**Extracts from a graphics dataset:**
---+---

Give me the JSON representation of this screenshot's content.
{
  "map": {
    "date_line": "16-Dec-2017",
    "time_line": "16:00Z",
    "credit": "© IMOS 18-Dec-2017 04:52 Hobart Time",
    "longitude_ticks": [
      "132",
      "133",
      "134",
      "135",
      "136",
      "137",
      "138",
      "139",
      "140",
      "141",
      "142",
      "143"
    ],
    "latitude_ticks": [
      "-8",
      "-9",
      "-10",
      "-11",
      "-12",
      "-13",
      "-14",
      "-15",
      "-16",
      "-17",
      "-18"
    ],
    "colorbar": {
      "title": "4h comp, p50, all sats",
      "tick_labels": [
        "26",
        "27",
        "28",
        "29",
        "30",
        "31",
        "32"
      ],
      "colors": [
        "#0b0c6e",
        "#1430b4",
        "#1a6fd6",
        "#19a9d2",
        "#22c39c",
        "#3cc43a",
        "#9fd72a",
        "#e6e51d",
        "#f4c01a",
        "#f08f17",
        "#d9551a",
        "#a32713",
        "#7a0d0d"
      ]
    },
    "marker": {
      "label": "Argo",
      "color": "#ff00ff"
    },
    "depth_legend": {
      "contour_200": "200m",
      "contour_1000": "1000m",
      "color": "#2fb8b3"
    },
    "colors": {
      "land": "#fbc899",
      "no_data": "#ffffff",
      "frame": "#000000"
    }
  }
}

---+---

**Exercise aim:**
Every entry above should be retyped exactly as shown.

**Answer for the task:**
Give me the JSON representation of this screenshot's content.
{
  "map": {
    "date_line": "16-Dec-2017",
    "time_line": "16:00Z",
    "credit": "© IMOS 18-Dec-2017 04:52 Hobart Time",
    "longitude_ticks": [
      "132",
      "133",
      "134",
      "135",
      "136",
      "137",
      "138",
      "139",
      "140",
      "141",
      "142",
      "143"
    ],
    "latitude_ticks": [
      "-8",
      "-9",
      "-10",
      "-11",
      "-12",
      "-13",
      "-14",
      "-15",
      "-16",
      "-17",
      "-18"
    ],
    "colorbar": {
      "title": "4h comp, p50, all sats",
      "tick_labels": [
        "26",
        "27",
        "28",
        "29",
        "30",
        "31",
        "32"
      ],
      "colors": [
        "#0b0c6e",
        "#1430b4",
        "#1a6fd6",
        "#19a9d2",
        "#22c39c",
        "#3cc43a",
        "#9fd72a",
        "#e6e51d",
        "#f4c01a",
        "#f08f17",
        "#d9551a",
        "#a32713",
        "#7a0d0d"
      ]
    },
    "marker": {
      "label": "Argo",
      "color": "#ff00ff"
    },
    "depth_legend": {
      "contour_200": "200m",
      "contour_1000": "1000m",
      "color": "#2fb8b3"
    },
    "colors": {
      "land": "#fbc899",
      "no_data": "#ffffff",
      "frame": "#000000"
    }
  }
}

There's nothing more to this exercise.